[Data records]
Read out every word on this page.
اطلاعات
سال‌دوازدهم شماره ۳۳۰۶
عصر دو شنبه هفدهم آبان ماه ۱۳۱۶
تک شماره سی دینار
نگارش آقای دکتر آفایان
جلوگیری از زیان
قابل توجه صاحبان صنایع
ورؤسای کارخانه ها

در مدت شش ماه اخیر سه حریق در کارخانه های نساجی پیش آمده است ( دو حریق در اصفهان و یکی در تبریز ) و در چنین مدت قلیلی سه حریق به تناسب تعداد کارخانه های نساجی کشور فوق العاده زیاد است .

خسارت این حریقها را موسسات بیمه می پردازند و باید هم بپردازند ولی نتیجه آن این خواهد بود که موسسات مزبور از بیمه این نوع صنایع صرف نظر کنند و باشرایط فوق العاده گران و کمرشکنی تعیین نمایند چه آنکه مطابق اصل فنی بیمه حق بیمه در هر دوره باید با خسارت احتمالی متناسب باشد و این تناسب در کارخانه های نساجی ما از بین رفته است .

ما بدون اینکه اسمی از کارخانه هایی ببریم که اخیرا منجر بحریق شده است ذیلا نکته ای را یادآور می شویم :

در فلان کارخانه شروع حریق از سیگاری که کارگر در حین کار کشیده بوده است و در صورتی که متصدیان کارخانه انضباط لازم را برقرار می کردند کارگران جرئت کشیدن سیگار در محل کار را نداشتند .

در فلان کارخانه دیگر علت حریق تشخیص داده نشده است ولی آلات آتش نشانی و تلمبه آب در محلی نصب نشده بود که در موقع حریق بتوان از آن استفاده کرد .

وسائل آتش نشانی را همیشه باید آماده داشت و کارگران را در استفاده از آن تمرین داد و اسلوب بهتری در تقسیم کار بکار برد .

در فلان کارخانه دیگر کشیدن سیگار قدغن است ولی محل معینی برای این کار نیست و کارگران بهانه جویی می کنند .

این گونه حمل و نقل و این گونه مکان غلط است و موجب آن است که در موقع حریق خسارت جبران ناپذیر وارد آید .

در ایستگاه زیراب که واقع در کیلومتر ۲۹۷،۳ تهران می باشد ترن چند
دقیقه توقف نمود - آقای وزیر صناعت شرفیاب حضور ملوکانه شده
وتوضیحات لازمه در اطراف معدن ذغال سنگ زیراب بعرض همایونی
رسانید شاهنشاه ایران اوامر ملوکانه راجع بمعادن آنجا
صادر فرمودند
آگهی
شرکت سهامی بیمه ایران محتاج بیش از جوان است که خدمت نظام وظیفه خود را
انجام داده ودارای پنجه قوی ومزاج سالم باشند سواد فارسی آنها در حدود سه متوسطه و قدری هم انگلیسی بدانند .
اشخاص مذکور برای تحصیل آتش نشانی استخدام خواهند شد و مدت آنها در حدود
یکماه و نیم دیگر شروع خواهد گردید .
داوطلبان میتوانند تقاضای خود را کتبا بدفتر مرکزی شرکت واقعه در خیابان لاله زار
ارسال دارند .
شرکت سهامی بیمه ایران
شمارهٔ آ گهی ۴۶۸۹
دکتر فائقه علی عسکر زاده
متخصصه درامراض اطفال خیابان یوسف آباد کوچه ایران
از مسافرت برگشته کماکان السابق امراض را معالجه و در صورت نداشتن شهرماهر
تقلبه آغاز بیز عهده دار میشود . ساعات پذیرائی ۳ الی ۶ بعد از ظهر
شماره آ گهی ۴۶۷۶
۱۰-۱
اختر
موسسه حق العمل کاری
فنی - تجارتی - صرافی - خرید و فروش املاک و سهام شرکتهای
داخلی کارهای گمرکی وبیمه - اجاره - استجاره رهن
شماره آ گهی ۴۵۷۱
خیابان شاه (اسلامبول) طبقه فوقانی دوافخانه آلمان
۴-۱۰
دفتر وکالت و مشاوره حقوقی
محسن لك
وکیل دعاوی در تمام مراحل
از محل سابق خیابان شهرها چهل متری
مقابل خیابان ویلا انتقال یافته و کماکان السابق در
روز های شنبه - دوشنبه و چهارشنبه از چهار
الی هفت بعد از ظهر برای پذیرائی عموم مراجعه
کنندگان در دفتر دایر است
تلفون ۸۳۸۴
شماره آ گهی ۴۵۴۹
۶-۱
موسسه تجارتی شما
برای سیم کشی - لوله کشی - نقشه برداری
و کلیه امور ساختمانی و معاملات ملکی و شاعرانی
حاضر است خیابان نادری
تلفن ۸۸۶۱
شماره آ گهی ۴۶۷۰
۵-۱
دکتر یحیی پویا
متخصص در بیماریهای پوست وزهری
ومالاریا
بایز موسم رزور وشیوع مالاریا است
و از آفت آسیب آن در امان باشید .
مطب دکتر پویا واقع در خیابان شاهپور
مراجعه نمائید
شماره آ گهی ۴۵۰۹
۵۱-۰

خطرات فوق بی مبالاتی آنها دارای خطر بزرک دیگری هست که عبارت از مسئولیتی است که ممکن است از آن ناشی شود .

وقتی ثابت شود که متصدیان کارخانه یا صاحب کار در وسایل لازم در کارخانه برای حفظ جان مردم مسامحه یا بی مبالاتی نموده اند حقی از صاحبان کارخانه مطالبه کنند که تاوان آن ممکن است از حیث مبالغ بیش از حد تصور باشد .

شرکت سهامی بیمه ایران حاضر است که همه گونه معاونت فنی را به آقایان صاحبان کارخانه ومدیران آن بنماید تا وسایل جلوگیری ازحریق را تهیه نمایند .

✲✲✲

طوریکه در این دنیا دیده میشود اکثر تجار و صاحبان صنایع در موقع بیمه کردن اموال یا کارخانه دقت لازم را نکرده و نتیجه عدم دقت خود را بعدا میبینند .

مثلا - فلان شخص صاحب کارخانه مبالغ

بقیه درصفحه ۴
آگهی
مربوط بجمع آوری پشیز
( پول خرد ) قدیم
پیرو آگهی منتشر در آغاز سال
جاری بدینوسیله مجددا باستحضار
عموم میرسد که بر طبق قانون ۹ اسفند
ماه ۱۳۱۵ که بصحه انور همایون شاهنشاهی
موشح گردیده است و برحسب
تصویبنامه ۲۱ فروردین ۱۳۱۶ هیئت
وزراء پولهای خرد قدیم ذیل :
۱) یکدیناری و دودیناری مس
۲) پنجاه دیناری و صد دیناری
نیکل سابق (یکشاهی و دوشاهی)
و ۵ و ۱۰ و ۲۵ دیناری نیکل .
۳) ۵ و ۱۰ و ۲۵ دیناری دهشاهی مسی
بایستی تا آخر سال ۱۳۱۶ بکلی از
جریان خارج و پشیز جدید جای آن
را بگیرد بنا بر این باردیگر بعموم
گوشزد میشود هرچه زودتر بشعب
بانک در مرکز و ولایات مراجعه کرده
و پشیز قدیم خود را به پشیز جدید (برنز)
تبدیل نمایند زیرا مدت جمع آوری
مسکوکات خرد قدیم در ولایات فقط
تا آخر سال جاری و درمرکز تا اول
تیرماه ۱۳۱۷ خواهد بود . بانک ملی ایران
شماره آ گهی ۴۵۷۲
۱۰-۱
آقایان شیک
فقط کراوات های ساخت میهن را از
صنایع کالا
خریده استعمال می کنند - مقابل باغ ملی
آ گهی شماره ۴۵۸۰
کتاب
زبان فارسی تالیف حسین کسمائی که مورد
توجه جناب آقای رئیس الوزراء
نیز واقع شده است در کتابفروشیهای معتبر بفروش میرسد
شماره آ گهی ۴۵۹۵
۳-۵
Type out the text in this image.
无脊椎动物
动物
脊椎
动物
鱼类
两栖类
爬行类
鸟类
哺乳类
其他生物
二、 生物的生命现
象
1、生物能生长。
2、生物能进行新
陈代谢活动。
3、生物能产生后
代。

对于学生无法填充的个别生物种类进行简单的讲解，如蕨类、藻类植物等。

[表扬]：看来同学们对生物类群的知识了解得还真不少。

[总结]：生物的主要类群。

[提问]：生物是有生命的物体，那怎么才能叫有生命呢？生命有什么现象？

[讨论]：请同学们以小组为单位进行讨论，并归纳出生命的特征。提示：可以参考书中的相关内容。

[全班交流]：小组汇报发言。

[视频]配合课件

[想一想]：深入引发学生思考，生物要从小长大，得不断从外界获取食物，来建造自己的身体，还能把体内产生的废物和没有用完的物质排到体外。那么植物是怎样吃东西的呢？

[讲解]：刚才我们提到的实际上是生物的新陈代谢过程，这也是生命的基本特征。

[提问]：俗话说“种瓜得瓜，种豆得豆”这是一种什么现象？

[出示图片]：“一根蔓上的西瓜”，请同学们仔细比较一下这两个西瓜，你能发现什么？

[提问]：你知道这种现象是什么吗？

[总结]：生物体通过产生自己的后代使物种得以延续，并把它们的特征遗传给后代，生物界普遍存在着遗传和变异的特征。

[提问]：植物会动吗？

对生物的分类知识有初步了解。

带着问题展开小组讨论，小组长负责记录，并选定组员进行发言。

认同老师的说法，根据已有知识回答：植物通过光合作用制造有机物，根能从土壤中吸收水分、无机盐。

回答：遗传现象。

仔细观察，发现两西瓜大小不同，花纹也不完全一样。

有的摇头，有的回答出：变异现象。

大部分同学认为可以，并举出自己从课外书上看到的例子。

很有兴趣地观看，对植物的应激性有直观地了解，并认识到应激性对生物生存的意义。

DIRECTIONS: Out of the material above, select every line that holds the string "وسایل".

EXERCISE RESULT:
وقتی ثابت شود که متصدیان کارخانه یا صاحب کار در وسایل لازم در کارخانه برای حفظ جان مردم مسامحه یا بی مبالاتی نموده اند حقی از صاحبان کارخانه مطالبه کنند که تاوان آن ممکن است از حیث مبالغ بیش از حد تصور باشد .
شرکت سهامی بیمه ایران حاضر است که همه گونه معاونت فنی را به آقایان صاحبان کارخانه ومدیران آن بنماید تا وسایل جلوگیری ازحریق را تهیه نمایند .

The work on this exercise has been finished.